# [PROBLEM TO WORK ON]
Determine how many lines include the word "JSON", then give that number and nothing more.

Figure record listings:
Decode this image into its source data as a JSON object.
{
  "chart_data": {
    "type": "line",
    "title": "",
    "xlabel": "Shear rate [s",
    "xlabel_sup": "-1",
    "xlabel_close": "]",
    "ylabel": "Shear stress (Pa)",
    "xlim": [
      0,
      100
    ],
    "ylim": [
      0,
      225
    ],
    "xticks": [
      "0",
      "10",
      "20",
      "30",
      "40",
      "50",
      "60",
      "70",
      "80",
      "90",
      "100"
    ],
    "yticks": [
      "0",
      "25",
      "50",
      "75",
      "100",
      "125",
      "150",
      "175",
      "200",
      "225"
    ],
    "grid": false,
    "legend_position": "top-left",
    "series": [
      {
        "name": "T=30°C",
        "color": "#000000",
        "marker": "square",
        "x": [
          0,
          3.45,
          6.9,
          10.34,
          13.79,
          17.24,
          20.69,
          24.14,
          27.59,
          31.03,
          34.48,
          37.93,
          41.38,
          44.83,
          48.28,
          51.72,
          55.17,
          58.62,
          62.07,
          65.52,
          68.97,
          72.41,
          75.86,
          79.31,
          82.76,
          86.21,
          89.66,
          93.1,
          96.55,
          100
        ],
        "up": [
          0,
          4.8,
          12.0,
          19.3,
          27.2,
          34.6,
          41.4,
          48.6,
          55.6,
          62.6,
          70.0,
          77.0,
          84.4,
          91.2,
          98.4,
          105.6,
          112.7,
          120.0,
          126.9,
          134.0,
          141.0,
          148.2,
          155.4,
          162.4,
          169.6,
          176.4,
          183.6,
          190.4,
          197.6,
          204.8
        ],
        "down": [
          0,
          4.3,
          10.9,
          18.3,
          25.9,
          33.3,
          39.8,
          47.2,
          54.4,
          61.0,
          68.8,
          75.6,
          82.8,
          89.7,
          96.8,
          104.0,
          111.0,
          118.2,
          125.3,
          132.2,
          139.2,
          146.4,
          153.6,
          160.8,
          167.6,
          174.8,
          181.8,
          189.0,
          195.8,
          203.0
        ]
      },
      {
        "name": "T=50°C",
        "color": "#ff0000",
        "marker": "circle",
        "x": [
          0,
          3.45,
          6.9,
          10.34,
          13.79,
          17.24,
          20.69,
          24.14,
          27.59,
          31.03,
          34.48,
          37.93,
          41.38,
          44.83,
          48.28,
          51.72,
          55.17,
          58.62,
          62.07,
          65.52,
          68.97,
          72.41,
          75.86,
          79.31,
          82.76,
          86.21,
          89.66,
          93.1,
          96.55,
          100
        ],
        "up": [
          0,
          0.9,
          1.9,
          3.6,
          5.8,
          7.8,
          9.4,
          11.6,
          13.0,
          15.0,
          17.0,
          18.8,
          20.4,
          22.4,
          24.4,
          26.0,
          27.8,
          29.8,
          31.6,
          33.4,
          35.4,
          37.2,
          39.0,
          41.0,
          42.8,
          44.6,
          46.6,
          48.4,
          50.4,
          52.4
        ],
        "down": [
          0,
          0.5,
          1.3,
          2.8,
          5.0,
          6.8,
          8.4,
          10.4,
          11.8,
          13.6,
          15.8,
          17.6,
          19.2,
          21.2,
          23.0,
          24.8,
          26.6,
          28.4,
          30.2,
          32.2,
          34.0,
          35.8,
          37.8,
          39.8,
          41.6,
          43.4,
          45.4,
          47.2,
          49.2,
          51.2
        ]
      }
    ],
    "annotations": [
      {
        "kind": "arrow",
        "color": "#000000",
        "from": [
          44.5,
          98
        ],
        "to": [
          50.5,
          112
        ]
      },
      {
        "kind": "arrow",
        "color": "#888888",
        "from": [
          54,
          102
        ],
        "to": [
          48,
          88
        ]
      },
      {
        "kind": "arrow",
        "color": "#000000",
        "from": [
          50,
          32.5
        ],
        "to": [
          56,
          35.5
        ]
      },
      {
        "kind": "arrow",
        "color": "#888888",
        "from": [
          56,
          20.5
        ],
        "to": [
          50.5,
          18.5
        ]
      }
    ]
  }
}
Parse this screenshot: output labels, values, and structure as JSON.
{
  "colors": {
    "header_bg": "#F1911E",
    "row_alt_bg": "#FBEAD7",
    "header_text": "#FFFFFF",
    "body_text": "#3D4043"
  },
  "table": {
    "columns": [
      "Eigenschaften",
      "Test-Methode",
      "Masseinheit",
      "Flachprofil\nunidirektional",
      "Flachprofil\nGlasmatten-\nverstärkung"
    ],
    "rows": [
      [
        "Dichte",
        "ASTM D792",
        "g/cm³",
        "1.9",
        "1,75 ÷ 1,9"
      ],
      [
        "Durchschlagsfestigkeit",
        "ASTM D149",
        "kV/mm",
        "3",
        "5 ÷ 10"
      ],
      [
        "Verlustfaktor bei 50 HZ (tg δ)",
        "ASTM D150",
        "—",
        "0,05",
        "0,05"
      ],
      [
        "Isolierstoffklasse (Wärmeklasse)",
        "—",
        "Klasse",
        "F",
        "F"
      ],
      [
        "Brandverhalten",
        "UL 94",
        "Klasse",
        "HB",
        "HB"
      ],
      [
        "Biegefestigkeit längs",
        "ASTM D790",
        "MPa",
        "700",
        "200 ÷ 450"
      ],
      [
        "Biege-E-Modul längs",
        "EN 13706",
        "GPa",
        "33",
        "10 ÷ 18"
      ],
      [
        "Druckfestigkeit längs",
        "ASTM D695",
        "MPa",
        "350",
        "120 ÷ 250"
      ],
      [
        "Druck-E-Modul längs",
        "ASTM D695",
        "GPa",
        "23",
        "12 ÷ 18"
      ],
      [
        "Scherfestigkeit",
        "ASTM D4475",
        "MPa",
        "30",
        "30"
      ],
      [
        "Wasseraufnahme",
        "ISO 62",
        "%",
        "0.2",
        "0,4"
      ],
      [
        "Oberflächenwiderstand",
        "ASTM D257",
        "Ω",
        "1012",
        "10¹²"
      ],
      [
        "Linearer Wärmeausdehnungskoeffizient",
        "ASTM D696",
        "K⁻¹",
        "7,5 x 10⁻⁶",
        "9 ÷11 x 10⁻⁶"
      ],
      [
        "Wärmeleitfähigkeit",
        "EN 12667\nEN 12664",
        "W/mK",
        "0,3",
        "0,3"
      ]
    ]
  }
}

# [COMPLETE OUTPUT]
2